== Your objective ==
Search the material and gather each line with "Tabel" in it.

--- Start Data to process ---

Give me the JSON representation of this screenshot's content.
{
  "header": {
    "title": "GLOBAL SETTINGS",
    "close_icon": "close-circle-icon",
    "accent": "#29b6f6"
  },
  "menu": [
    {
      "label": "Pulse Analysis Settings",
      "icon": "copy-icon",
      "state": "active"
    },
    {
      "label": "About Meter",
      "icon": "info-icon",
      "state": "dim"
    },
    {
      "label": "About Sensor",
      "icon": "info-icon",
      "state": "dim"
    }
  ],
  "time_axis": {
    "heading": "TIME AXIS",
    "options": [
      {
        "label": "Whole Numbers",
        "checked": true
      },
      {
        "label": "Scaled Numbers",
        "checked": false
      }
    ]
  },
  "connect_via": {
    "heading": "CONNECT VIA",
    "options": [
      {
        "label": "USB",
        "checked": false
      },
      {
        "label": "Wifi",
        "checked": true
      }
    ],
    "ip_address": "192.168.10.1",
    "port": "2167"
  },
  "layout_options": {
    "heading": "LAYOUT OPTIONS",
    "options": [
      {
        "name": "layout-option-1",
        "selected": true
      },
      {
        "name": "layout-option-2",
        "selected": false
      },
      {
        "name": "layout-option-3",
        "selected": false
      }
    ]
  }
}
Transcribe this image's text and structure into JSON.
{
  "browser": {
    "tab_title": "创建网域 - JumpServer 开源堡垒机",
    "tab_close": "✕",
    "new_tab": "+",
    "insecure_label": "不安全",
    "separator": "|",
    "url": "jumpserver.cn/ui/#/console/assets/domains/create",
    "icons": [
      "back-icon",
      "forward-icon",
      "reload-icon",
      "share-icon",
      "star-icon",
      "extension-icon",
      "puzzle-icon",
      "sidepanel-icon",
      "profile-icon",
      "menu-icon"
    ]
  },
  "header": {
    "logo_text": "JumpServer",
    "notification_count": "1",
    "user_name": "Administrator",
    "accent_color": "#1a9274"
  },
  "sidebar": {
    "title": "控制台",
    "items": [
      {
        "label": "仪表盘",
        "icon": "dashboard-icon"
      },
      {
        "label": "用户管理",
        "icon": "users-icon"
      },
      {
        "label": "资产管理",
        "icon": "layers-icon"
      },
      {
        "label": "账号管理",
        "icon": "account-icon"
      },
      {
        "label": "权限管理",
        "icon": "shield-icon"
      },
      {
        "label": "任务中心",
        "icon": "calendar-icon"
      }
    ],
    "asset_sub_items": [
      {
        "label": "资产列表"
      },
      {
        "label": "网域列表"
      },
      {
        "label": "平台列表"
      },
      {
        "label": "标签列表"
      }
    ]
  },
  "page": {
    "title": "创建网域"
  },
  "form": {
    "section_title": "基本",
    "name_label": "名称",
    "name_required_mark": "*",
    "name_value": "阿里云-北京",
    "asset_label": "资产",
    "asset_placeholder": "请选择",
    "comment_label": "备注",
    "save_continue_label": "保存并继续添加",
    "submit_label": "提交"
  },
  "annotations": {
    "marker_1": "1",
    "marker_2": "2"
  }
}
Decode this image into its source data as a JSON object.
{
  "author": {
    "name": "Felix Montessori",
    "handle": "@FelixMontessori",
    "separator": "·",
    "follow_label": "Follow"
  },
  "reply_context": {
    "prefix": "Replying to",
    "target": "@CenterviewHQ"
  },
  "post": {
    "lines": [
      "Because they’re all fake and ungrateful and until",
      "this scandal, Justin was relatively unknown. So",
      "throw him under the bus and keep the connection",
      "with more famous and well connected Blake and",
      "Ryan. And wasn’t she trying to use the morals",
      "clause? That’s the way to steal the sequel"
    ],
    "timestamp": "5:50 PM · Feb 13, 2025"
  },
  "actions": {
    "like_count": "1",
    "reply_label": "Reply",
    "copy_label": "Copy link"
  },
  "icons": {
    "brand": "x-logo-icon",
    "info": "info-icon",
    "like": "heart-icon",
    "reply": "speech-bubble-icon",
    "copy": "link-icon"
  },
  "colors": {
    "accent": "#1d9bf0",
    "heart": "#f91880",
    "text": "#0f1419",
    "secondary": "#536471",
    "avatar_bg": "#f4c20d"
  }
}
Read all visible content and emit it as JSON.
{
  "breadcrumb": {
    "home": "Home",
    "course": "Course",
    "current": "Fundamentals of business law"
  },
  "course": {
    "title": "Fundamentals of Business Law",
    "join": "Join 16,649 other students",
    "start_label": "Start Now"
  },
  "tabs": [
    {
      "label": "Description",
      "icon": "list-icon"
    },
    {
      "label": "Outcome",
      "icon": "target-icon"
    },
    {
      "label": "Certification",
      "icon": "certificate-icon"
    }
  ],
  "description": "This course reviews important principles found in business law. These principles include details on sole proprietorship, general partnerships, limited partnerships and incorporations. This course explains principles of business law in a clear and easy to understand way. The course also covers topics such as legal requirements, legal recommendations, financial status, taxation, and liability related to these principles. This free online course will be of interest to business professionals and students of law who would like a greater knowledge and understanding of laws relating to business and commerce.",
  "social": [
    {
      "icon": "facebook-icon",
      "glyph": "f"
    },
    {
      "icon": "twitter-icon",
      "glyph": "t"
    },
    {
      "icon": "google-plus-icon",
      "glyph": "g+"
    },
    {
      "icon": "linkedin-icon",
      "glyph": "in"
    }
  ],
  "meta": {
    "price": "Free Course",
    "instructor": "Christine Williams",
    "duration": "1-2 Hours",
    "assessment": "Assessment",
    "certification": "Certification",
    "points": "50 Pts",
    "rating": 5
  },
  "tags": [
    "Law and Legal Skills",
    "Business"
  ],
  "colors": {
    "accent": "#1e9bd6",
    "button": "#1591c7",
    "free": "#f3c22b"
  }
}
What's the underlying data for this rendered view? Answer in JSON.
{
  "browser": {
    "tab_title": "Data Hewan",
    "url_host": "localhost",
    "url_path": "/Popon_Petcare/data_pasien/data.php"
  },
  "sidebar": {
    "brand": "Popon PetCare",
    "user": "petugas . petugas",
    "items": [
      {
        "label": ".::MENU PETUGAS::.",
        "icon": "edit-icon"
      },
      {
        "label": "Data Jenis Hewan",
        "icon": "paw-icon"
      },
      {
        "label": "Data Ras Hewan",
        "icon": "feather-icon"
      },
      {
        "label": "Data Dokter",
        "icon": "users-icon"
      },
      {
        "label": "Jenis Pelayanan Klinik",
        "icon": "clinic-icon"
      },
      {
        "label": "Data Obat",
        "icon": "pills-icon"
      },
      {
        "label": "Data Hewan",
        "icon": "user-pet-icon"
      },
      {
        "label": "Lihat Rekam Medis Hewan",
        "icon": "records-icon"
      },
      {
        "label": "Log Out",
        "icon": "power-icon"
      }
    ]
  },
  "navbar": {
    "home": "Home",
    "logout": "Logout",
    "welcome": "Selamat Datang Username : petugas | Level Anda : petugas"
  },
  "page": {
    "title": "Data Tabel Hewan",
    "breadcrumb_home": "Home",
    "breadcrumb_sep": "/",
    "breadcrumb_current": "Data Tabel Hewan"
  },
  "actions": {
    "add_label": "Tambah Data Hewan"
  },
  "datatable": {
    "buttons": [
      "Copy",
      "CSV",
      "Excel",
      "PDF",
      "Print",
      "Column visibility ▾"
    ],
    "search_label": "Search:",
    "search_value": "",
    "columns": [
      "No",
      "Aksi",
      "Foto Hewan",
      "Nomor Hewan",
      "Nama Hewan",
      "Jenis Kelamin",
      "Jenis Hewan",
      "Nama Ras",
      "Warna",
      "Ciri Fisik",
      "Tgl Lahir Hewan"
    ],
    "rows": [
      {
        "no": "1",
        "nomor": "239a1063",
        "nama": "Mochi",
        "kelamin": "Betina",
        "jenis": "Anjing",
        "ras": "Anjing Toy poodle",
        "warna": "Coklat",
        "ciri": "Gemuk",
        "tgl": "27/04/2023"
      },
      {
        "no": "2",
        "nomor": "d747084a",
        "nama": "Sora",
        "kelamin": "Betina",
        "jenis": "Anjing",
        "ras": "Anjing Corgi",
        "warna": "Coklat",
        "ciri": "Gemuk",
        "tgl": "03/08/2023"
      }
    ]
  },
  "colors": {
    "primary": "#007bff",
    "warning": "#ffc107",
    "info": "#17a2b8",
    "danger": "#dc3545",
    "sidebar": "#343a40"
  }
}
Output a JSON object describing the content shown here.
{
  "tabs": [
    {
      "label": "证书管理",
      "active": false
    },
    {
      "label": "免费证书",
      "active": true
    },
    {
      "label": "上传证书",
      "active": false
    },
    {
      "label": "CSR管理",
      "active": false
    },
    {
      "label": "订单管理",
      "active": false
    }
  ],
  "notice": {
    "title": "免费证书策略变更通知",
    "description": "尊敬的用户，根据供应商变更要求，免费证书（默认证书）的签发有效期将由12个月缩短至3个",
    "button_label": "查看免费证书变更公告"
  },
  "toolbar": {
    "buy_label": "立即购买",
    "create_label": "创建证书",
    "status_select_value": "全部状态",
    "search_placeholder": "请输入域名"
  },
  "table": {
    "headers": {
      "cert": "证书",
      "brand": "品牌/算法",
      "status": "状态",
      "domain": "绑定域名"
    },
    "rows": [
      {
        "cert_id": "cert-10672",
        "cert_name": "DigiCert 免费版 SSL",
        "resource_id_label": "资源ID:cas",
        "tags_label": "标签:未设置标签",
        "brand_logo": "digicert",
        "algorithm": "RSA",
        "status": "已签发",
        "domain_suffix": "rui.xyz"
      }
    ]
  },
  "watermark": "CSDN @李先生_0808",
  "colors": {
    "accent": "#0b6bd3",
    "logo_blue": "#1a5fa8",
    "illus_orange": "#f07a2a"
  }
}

--- End Data to process ---

== The reply ==
    "title": "Data Tabel Hewan",
    "breadcrumb_current": "Data Tabel Hewan"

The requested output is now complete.